Go over the entries below line by line, copying each one that contains the word "this".

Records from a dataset
________________
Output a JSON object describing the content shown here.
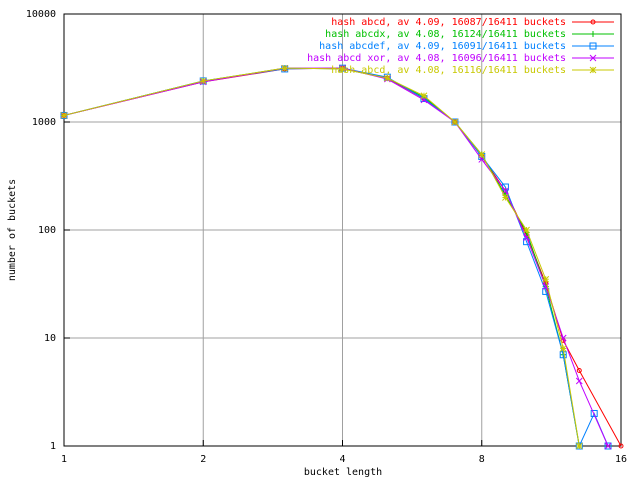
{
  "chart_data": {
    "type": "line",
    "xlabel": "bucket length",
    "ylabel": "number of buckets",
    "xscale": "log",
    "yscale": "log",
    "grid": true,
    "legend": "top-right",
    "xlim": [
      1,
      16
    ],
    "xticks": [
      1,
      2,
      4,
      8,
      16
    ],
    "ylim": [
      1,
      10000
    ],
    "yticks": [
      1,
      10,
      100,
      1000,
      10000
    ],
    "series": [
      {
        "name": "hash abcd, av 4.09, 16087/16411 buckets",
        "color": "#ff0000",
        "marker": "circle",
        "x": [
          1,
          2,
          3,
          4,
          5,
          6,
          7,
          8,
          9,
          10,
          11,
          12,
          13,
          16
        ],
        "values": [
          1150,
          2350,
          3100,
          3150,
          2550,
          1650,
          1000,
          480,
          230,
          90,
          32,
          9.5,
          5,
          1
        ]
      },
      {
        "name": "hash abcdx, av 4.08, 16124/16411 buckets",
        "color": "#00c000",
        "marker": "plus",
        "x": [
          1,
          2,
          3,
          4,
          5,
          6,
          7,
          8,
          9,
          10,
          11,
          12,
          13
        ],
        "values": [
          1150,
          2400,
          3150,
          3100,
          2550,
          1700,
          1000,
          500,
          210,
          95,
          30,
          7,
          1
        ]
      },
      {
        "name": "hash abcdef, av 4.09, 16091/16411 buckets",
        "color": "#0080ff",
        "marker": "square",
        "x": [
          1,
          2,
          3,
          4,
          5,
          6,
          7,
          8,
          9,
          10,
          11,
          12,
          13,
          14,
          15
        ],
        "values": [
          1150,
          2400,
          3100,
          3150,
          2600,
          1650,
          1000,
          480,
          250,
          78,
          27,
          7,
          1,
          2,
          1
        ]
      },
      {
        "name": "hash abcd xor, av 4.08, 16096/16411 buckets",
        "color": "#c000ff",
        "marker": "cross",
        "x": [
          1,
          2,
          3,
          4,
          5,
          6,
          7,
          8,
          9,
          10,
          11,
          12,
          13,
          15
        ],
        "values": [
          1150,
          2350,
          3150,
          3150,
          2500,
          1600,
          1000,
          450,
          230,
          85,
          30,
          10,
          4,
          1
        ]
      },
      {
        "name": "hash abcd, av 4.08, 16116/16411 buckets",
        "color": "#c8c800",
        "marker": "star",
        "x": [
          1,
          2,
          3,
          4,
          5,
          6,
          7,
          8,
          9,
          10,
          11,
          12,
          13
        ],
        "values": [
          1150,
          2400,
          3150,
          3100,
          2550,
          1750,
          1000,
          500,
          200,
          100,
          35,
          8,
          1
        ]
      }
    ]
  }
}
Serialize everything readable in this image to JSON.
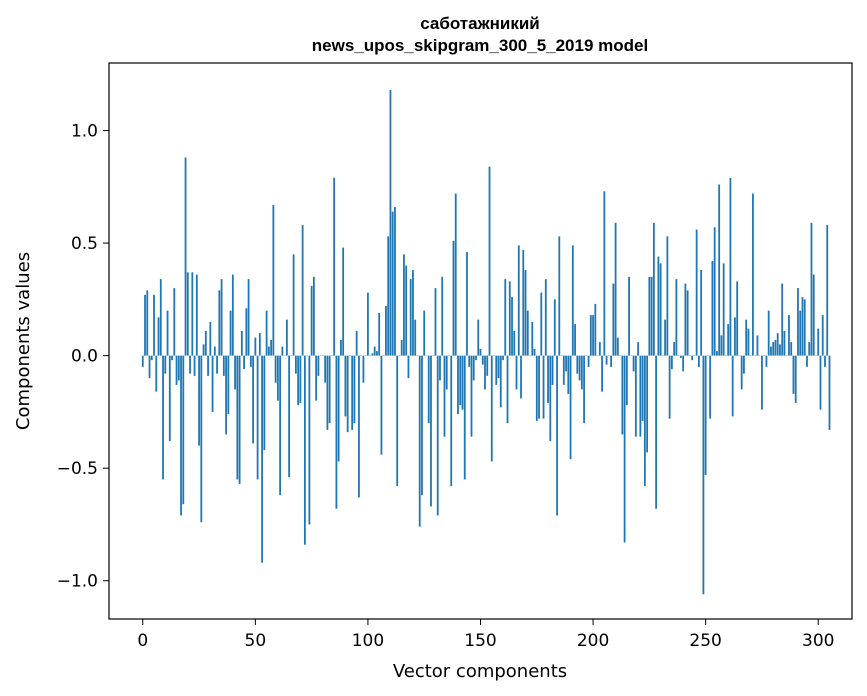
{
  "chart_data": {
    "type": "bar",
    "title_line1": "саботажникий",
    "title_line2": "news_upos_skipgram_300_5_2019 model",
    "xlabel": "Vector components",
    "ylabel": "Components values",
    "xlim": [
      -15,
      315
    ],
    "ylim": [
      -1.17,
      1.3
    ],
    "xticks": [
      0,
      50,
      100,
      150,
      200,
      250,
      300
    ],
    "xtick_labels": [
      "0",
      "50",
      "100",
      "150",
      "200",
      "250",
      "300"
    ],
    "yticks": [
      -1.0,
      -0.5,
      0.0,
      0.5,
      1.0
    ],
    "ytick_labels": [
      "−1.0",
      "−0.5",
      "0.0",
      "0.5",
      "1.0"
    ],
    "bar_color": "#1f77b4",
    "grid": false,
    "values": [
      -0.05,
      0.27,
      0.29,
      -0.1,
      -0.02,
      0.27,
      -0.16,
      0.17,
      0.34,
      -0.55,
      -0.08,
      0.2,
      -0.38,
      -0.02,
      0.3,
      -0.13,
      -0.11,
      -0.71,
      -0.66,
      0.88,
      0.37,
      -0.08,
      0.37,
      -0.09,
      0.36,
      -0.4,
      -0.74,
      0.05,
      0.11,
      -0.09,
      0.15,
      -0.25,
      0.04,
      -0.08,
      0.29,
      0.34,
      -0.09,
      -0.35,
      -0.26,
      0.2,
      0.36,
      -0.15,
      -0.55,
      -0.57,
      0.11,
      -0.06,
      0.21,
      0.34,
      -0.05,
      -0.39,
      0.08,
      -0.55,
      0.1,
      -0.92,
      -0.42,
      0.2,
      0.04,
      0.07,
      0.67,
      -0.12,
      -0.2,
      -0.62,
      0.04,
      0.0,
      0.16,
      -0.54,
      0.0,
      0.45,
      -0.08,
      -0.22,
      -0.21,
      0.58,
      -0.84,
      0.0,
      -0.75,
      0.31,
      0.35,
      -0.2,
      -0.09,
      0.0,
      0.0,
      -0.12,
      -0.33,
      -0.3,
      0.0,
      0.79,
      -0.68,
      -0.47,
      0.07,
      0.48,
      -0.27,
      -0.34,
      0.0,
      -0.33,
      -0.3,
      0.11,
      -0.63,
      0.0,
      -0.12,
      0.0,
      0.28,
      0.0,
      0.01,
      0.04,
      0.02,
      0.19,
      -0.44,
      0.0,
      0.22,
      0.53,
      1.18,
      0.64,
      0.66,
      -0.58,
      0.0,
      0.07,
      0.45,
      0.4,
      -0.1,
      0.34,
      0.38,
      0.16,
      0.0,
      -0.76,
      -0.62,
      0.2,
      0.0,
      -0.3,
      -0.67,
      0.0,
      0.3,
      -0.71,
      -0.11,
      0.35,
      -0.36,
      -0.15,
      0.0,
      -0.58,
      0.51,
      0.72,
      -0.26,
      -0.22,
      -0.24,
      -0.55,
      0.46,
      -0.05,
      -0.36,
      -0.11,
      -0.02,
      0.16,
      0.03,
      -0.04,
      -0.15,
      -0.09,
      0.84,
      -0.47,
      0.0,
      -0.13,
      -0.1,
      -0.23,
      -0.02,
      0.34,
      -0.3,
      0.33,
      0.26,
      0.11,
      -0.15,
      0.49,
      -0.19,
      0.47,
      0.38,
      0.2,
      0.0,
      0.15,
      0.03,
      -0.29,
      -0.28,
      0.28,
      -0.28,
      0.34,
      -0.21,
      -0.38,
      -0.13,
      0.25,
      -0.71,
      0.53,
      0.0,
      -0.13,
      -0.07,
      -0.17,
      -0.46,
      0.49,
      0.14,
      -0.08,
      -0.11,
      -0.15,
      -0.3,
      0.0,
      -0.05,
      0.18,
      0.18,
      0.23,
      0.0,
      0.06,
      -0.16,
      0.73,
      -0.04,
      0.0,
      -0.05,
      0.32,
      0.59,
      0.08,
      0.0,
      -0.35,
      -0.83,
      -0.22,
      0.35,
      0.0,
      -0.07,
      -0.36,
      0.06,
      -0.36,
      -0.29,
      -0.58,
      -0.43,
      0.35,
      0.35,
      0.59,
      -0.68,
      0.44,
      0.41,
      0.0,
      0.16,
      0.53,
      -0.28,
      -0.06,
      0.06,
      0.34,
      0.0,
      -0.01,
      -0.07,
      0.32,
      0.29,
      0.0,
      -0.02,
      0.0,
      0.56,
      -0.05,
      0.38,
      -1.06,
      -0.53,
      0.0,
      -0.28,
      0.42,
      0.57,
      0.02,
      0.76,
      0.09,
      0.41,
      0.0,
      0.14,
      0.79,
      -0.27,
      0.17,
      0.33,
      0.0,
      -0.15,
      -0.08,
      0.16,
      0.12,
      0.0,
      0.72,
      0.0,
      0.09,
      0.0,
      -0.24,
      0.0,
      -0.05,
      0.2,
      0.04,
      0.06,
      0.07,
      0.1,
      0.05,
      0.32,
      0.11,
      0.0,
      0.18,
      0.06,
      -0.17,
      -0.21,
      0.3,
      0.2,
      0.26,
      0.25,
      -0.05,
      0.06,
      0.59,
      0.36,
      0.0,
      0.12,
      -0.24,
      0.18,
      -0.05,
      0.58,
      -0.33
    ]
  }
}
________________
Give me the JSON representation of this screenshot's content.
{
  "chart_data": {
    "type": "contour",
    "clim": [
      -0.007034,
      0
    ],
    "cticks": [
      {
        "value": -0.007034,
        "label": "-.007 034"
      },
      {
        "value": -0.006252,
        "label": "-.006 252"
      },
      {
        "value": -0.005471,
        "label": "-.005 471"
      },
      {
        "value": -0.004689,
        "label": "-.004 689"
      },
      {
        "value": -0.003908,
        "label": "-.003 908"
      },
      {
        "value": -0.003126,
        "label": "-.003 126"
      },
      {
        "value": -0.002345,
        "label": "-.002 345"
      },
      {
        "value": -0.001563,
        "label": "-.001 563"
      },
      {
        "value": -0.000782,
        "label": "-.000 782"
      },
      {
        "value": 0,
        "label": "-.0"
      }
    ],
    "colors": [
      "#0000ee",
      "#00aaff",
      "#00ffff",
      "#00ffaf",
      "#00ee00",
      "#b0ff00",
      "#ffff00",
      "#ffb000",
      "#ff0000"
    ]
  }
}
________________
SOLUTION
Serialize everything readable in this image to JSON.
Give me the JSON representation of this screenshot's content.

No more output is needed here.